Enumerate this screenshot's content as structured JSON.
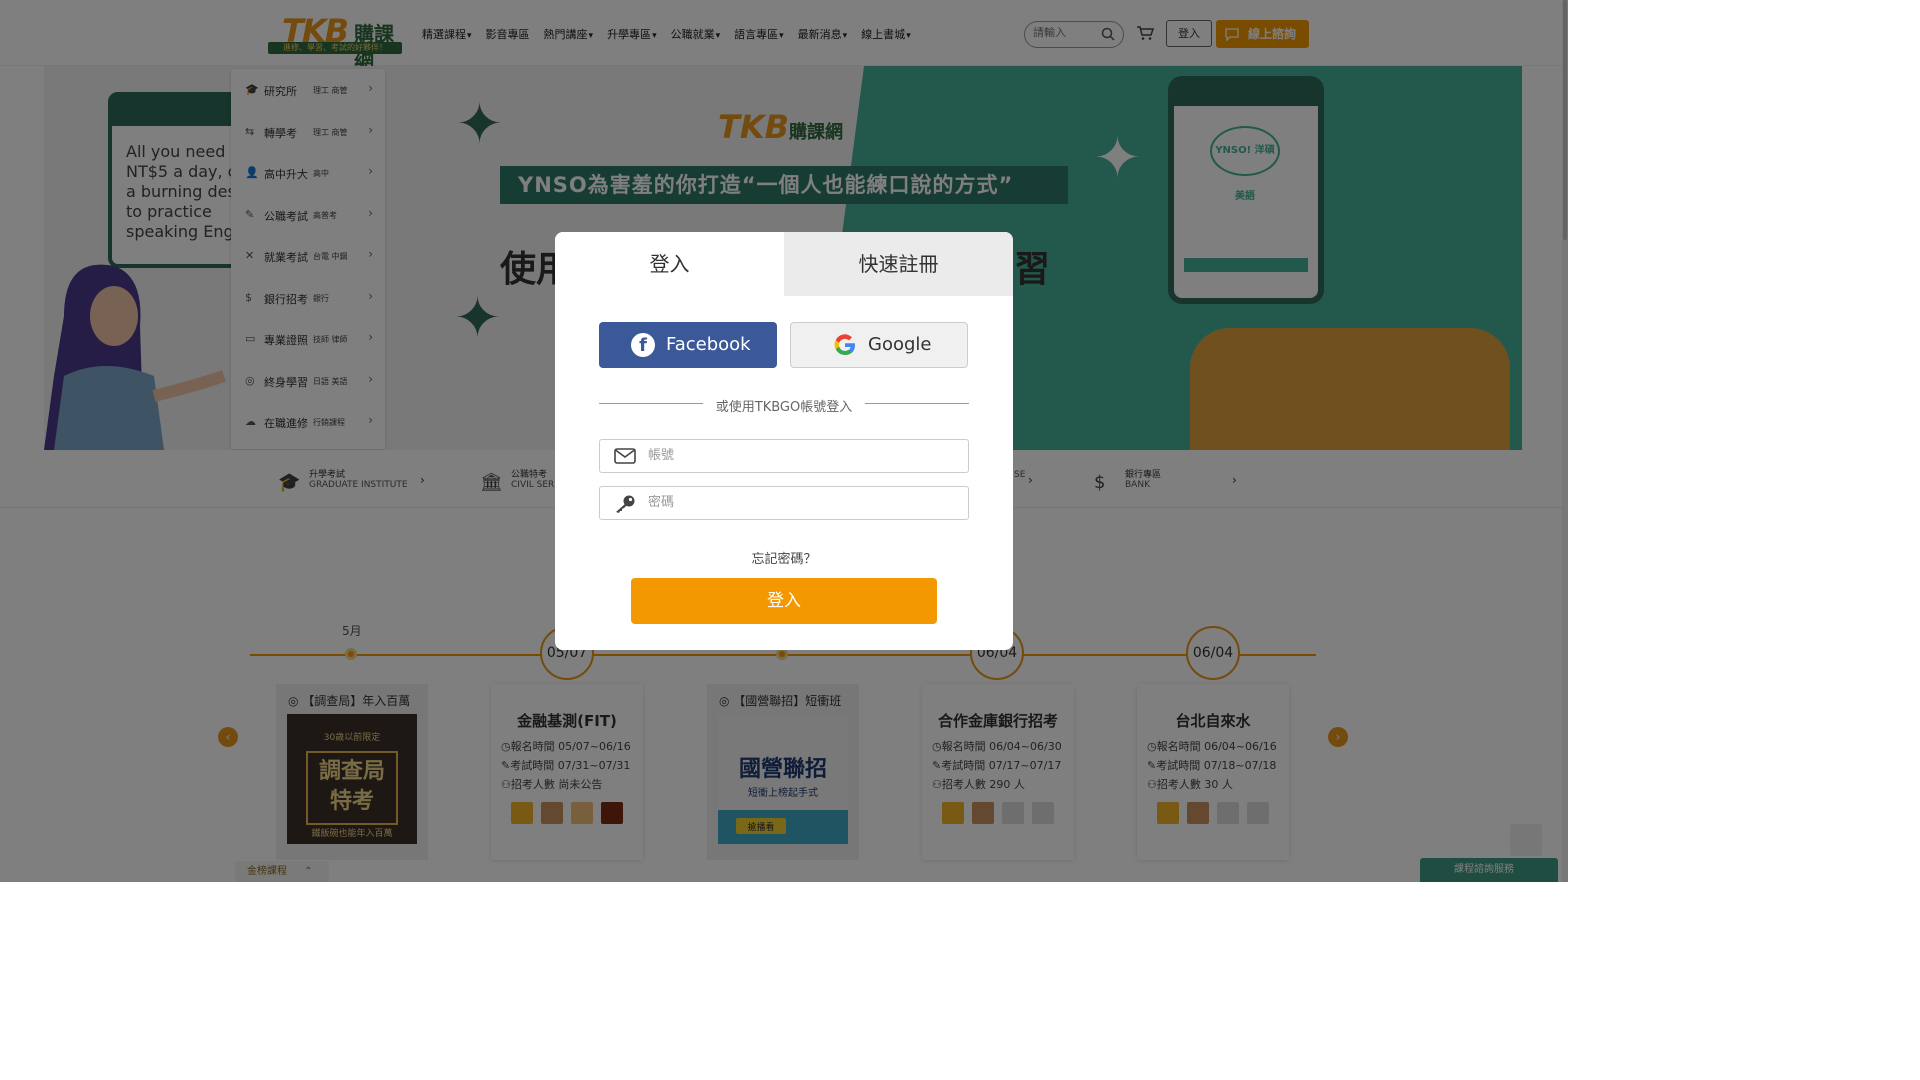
{
  "header": {
    "logo_main": "TKB",
    "logo_cn": "購課網",
    "logo_tagline": "進修、學習、考試的好夥伴！",
    "nav": [
      {
        "label": "精選課程",
        "dropdown": true
      },
      {
        "label": "影音專區",
        "dropdown": false
      },
      {
        "label": "熱門講座",
        "dropdown": true
      },
      {
        "label": "升學專區",
        "dropdown": true
      },
      {
        "label": "公職就業",
        "dropdown": true
      },
      {
        "label": "語言專區",
        "dropdown": true
      },
      {
        "label": "最新消息",
        "dropdown": true
      },
      {
        "label": "線上書城",
        "dropdown": true
      }
    ],
    "search_placeholder": "請輸入",
    "login_label": "登入",
    "consult_label": "線上諮詢"
  },
  "banner": {
    "bubble_text": "All you need\nNT$5 a day, c\na burning des\nto practice\nspeaking Eng",
    "logo_main": "TKB",
    "logo_cn": "購課網",
    "stripe_text": "YNSO為害羞的你打造“一個人也能練口說的方式”",
    "head_left": "使用",
    "head_right": "練習",
    "phone_logo": "YNSO! 洋碩美語"
  },
  "category_menu": [
    {
      "icon": "graduation-cap-icon",
      "glyph": "🎓",
      "label": "研究所",
      "sub": "理工 商管"
    },
    {
      "icon": "transfer-icon",
      "glyph": "⇆",
      "label": "轉學考",
      "sub": "理工 商管"
    },
    {
      "icon": "student-icon",
      "glyph": "👤",
      "label": "高中升大",
      "sub": "高中"
    },
    {
      "icon": "pencil-icon",
      "glyph": "✎",
      "label": "公職考試",
      "sub": "高普考"
    },
    {
      "icon": "tools-icon",
      "glyph": "✕",
      "label": "就業考試",
      "sub": "台電 中鋼"
    },
    {
      "icon": "dollar-icon",
      "glyph": "$",
      "label": "銀行招考",
      "sub": "銀行"
    },
    {
      "icon": "id-card-icon",
      "glyph": "▭",
      "label": "專業證照",
      "sub": "技師 律師"
    },
    {
      "icon": "lifelong-icon",
      "glyph": "◎",
      "label": "終身學習",
      "sub": "日語 美語"
    },
    {
      "icon": "cloud-icon",
      "glyph": "☁",
      "label": "在職進修",
      "sub": "行銷課程"
    }
  ],
  "category_strip": [
    {
      "icon": "graduation-cap-icon",
      "glyph": "🎓",
      "cn": "升學考試",
      "en": "GRADUATE INSTITUTE"
    },
    {
      "icon": "bank-building-icon",
      "glyph": "🏛",
      "cn": "公職特考",
      "en": "CIVIL SER"
    },
    {
      "icon": "partial-item",
      "glyph": "",
      "cn": "",
      "en": "SE"
    },
    {
      "icon": "dollar-icon",
      "glyph": "$",
      "cn": "銀行專區",
      "en": "BANK"
    }
  ],
  "timeline": {
    "month_label": "5月",
    "dates": [
      "05/07",
      "06/04",
      "06/04"
    ],
    "cards": [
      {
        "title": "金融基測(FIT)",
        "reg": "報名時間 05/07~06/16",
        "exam": "考試時間 07/31~07/31",
        "count": "招考人數 尚未公告"
      },
      {
        "title": "合作金庫銀行招考",
        "reg": "報名時間 06/04~06/30",
        "exam": "考試時間 07/17~07/17",
        "count": "招考人數 290 人"
      },
      {
        "title": "台北自來水",
        "reg": "報名時間 06/04~06/16",
        "exam": "考試時間 07/18~07/18",
        "count": "招考人數 30 人"
      }
    ],
    "image_cards": [
      {
        "header": "【調查局】年入百萬",
        "pic_title": "調查局\n特考",
        "pic_top": "30歲以前限定",
        "pic_bottom": "鐵飯碗也能年入百萬"
      },
      {
        "header": "【國營聯招】短衝班",
        "pic_title": "國營聯招",
        "pic_sub": "短衝上榜起手式",
        "pic_btn": "搶播看"
      }
    ]
  },
  "modal": {
    "tab_login": "登入",
    "tab_register": "快速註冊",
    "facebook_label": "Facebook",
    "google_label": "Google",
    "divider_text": "或使用TKBGO帳號登入",
    "account_placeholder": "帳號",
    "password_placeholder": "密碼",
    "forgot_label": "忘記密碼？",
    "submit_label": "登入"
  },
  "footer": {
    "bottom_tab": "金榜課程",
    "chat_label": "課程諮詢服務"
  },
  "colors": {
    "accent_orange": "#f39800",
    "facebook_blue": "#3b5998",
    "brand_green": "#2e6a3e",
    "banner_teal": "#46b39b"
  }
}
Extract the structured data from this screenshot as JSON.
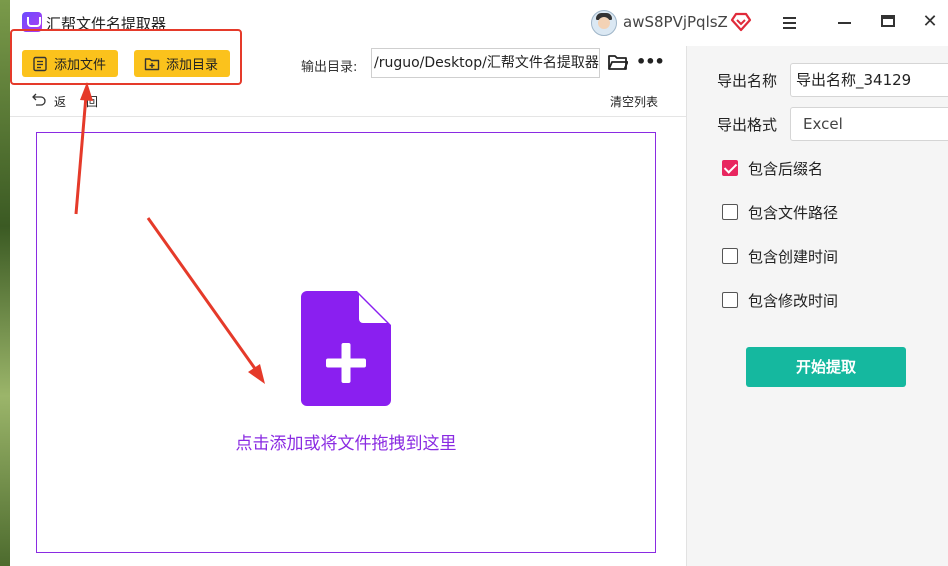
{
  "window": {
    "title": "汇帮文件名提取器",
    "user_name": "awS8PVjPqlsZ",
    "icons": [
      "app-logo-icon",
      "user-avatar",
      "vip-heart-icon",
      "menu-icon",
      "minimize-icon",
      "maximize-icon",
      "close-icon"
    ]
  },
  "toolbar": {
    "add_file_label": "添加文件",
    "add_dir_label": "添加目录",
    "output_dir_label": "输出目录:",
    "output_dir_value": "/ruguo/Desktop/汇帮文件名提取器",
    "more_label": "•••",
    "back_label": "返回",
    "clear_list_label": "清空列表"
  },
  "drop_zone": {
    "hint": "点击添加或将文件拖拽到这里",
    "icon": "add-file-icon"
  },
  "right_panel": {
    "export_name_label": "导出名称",
    "export_name_value": "导出名称_34129",
    "export_format_label": "导出格式",
    "export_format_value": "Excel",
    "options": [
      {
        "label": "包含后缀名",
        "checked": true
      },
      {
        "label": "包含文件路径",
        "checked": false
      },
      {
        "label": "包含创建时间",
        "checked": false
      },
      {
        "label": "包含修改时间",
        "checked": false
      }
    ],
    "start_label": "开始提取"
  },
  "colors": {
    "accent_yellow": "#fbc21c",
    "annotation_red": "#e53a2a",
    "purple": "#8a2be2",
    "teal": "#15b89f",
    "check_pink": "#e8265f"
  }
}
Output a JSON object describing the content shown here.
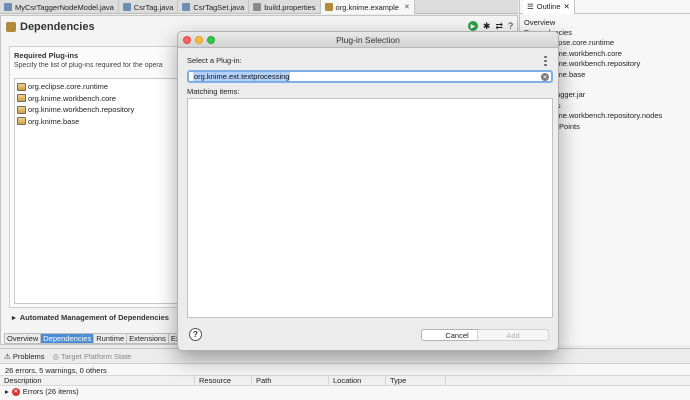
{
  "editor_tabs": [
    {
      "label": "MyCsrTaggerNodeModel.java",
      "icon": "java-file-icon"
    },
    {
      "label": "CsrTag.java",
      "icon": "java-file-icon"
    },
    {
      "label": "CsrTagSet.java",
      "icon": "java-file-icon"
    },
    {
      "label": "build.properties",
      "icon": "properties-file-icon"
    },
    {
      "label": "org.knime.example",
      "icon": "plugin-manifest-icon",
      "active": true
    }
  ],
  "editor": {
    "title": "Dependencies",
    "required_section": {
      "title": "Required Plug-ins",
      "description": "Specify the list of plug-ins required for the opera",
      "plugins": [
        "org.eclipse.core.runtime",
        "org.knime.workbench.core",
        "org.knime.workbench.repository",
        "org.knime.base"
      ]
    },
    "auto_management": "Automated Management of Dependencies",
    "page_tabs": [
      "Overview",
      "Dependencies",
      "Runtime",
      "Extensions",
      "Ex"
    ]
  },
  "outline": {
    "tab_label": "Outline",
    "nodes": [
      {
        "label": "Overview",
        "level": 1
      },
      {
        "label": "Dependencies",
        "level": 1
      },
      {
        "label": "org.eclipse.core.runtime",
        "level": 2
      },
      {
        "label": "org.knime.workbench.core",
        "level": 2
      },
      {
        "label": "org.knime.workbench.repository",
        "level": 2
      },
      {
        "label": "org.knime.base",
        "level": 2
      },
      {
        "label": "Runtime",
        "level": 1
      },
      {
        "label": "mycsrtagger.jar",
        "level": 2
      },
      {
        "label": "Extensions",
        "level": 1
      },
      {
        "label": "org.knime.workbench.repository.nodes",
        "level": 2
      },
      {
        "label": "Extension Points",
        "level": 1
      }
    ]
  },
  "dialog": {
    "title": "Plug-in Selection",
    "select_label": "Select a Plug-in:",
    "input_value": "org.knime.ext.textprocessing",
    "matching_label": "Matching items:",
    "cancel_label": "Cancel",
    "add_label": "Add",
    "help_label": "?"
  },
  "problems": {
    "tab_label": "Problems",
    "target_platform_label": "Target Platform State",
    "summary": "26 errors, 5 warnings, 0 others",
    "columns": [
      "Description",
      "Resource",
      "Path",
      "Location",
      "Type"
    ],
    "rows": [
      {
        "label": "Errors (26 items)"
      }
    ]
  }
}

- - -

### OBJECTIVE
Looking at the data above, show all lines where the word "properties" occurs.

### WRITTEN REPLY
      "label": "build.properties",
      "icon": "properties-file-icon"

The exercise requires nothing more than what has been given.